### Set of tasks
a. Answer these questions using the forum thread:
(i) Which Python module does the asker import to retrieve the message?
(ii) Which method does the answer suggest for fetching the message in parts?
(iii) In the context of the question, what does alexis say "loading into memory" clearly means?
b. Copy the portion of the forum thread starting at "import poplib" and ending at "loaded into memory.".

### Page
....................

2

How to save an e-mail message to a file without loading into memory? I use

import poplib
pop_conn = poplib.POP3(servername)
pop_conn.user(username)
pop_conn.pass_(passwd)
msg = pop_conn.retr(msg_number)[1]
msg_text = '\n'.join(msg)
msg_file = open(msg_file_name, ,"wb")
msg_file.write(msg_text)
msg_file.close()

But message loaded into memory.

pradyunsg
  • 18,287
  • 11
  • 43
  • 96
agrynchuk
  • 4,597
  • 3
  • 17
  • 17
  • 2
    You can't? All operations in Python are basically X->Memory buffer->Disk.. – Torxed May 11 '13 at 15:06
  • I think that need to look in the direction of socket programming. But I don `t know exactly how to do it. – agrynchuk May 11 '13 at 17:36
  • again, `socket` -> `memory buffer` -> `disk`.. same thing there. From a assembly perspective everything is CPU and Memory calculations before anything else. What it basically comes down to is shifting around memory allocations bit by bit and tell the CPU to fetch stuff from memory down to other parts of the motherboard (for instance, the disk). You can not come around the memory.. I'm sorry.. – Torxed May 11 '13 at 19:22
  • @Tor, have you ever watched streaming video? How do you think it works? – alexis May 12 '13 at 09:34
  • @alexis it loads from the socket, into the memory.. difference is that it's recieved by the onboard CPU on the NIC, sent to the CPU for processing, redirected (if not stored for a breif moment in RAM) to the Graphics memory buffer and then rendered for your convenience.. still stored in memory. – Torxed May 12 '13 at 14:38
  • In the context of the question, "loading into memory" clearly means "loading into memory in its entirety"-- which can cause performance problems with very large emails. So no, it's not at all the same thing. The difference should be obvious from my answer. – alexis May 12 '13 at 14:52

1 Answers1

0

The python docs caution against using the POP3 protocol. Your mail server probably understands IMAP, so you can use IMAP4.partial() to fetch the message in parts, writing each part to disk immediately.

....................

Data records:
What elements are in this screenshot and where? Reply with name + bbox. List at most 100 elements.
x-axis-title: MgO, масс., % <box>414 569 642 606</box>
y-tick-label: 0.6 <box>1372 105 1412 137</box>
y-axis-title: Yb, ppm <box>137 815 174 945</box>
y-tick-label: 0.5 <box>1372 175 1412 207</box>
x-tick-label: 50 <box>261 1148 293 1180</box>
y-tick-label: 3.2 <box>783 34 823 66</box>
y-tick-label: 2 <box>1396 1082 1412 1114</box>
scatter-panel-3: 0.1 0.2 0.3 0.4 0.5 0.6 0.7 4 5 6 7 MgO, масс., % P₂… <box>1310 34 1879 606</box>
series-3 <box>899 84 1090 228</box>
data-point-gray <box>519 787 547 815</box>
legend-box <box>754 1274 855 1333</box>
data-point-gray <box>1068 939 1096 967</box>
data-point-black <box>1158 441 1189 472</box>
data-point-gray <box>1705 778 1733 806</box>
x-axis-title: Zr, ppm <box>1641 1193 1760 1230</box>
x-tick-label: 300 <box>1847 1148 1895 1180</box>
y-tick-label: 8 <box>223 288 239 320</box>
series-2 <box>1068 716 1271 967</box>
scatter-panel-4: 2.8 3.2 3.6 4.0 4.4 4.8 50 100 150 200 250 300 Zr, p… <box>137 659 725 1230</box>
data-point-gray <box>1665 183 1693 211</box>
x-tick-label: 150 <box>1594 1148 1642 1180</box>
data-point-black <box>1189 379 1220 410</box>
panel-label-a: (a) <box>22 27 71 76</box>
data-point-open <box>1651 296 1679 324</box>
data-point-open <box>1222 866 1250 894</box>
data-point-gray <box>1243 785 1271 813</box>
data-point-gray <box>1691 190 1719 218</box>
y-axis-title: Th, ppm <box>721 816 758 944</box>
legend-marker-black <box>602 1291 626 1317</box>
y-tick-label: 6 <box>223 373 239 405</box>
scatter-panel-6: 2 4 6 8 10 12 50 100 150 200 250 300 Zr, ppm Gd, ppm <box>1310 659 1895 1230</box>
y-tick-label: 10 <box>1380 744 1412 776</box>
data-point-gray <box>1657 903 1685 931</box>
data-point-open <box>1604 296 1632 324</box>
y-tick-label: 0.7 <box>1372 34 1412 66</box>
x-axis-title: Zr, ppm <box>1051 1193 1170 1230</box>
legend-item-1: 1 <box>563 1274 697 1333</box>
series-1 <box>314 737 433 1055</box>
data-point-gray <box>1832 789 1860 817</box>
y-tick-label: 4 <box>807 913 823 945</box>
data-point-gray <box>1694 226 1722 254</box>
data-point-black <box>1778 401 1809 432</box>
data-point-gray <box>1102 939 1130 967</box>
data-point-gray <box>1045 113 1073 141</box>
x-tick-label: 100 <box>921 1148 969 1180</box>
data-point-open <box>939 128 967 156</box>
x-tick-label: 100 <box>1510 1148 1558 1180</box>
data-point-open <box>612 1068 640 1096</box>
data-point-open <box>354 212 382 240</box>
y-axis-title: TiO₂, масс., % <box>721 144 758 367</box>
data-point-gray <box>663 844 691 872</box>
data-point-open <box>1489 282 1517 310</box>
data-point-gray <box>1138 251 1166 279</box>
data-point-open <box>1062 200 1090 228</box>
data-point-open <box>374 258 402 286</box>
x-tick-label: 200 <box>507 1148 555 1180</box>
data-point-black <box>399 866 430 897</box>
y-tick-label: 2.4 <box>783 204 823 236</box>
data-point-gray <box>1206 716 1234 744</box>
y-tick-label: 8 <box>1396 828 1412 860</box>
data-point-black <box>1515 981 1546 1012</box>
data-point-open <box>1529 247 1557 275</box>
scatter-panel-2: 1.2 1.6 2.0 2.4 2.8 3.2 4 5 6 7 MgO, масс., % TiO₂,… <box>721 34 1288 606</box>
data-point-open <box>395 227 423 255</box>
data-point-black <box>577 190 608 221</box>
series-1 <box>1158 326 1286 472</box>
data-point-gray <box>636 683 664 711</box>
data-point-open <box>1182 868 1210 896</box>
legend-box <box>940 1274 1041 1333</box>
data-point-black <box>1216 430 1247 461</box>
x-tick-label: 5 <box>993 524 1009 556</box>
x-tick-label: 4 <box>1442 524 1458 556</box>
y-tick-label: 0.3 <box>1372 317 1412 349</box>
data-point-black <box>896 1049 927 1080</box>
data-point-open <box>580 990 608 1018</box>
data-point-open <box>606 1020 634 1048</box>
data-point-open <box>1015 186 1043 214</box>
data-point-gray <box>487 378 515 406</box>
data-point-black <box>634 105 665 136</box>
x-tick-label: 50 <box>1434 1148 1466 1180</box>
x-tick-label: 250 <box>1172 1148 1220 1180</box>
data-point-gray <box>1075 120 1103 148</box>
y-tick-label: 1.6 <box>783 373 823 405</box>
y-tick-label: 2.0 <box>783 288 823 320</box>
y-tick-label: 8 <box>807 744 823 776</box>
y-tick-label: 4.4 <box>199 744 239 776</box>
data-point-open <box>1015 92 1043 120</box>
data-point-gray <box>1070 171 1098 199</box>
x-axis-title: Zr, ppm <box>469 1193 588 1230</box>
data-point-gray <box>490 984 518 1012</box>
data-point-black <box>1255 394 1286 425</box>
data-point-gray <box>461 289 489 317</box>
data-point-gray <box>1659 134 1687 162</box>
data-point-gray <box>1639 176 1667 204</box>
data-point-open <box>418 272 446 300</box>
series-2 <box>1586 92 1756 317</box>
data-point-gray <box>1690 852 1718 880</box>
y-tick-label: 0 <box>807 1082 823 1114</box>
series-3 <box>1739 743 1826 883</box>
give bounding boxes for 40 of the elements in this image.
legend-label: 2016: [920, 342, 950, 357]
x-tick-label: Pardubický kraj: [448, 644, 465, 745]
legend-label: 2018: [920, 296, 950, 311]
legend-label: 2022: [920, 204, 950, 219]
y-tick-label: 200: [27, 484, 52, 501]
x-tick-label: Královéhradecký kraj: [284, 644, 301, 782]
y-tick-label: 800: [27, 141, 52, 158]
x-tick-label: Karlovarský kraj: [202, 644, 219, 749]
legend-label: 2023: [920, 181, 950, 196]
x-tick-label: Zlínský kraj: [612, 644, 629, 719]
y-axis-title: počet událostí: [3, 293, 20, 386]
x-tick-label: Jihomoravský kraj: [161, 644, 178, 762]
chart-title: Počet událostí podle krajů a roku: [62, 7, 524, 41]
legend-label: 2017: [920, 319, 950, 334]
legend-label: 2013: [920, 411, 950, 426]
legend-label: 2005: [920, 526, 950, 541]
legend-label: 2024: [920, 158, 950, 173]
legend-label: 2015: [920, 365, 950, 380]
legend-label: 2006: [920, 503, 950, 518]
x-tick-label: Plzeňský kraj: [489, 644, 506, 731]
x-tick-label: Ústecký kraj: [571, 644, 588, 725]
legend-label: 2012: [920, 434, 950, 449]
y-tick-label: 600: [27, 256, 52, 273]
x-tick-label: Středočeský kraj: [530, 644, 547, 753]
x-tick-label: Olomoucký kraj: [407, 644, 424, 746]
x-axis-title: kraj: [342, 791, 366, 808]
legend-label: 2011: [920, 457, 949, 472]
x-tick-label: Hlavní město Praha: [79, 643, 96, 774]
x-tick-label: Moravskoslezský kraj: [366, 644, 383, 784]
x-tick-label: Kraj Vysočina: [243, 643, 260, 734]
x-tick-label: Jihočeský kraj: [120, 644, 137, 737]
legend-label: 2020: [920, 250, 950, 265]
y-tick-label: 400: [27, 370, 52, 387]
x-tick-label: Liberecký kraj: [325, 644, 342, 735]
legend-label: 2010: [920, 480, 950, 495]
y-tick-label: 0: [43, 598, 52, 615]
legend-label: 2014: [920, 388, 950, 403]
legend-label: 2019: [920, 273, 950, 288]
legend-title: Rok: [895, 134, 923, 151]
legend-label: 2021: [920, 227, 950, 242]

....................

### Replies
a.
(i) poplib
(ii) IMAP4.partial()
(iii) Loading into memory in its entirety

b.
import poplib
pop_conn = poplib.POP3(servername)
pop_conn.user(username)
pop_conn.pass_(passwd)
msg = pop_conn.retr(msg_number)[1]
msg_text = '\n'.join(msg)
msg_file = open(msg_file_name, ,"wb")
msg_file.write(msg_text)
msg_file.close()

But message loaded into memory.